(Rows from a figure dataset)
=====
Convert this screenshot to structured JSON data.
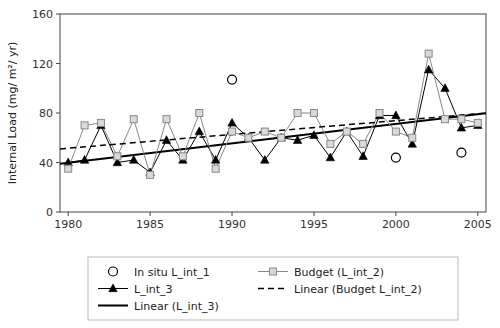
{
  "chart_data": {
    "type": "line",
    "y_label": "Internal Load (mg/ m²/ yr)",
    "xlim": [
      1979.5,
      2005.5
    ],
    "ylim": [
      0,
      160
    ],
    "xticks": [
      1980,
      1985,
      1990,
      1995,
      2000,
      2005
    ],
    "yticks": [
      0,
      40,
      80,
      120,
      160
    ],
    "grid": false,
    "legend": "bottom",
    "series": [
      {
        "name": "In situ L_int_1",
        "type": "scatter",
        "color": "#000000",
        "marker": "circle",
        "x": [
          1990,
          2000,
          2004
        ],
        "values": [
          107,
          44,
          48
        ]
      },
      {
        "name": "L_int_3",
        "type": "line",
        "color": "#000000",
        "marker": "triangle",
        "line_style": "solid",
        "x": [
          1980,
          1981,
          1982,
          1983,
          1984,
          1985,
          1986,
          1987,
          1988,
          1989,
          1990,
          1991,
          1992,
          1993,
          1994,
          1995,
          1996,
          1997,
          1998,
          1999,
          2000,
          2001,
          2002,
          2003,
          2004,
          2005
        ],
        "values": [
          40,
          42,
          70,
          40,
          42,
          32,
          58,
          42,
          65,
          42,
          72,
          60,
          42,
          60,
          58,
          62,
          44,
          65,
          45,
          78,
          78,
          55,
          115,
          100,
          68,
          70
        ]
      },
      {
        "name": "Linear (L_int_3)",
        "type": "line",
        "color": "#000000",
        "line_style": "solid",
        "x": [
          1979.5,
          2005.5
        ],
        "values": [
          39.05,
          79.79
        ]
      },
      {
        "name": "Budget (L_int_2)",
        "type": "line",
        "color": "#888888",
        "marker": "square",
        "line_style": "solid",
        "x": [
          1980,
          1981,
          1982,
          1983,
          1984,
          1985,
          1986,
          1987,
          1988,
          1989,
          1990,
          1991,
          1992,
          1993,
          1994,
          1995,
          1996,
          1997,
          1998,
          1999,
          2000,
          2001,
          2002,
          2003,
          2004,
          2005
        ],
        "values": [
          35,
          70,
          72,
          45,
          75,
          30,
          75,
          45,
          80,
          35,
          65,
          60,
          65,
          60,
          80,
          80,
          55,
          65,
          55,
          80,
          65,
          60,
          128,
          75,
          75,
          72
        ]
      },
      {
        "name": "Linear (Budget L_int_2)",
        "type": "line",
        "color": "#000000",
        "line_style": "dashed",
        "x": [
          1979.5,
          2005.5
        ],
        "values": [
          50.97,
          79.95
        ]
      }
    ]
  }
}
=====
▸ WORK REQUIRED:
Which lines hold the string "Budget"? List them all.

▸ ANSWER TO THE EXERCISE:
        "name": "Budget (L_int_2)",
        "name": "Linear (Budget L_int_2)",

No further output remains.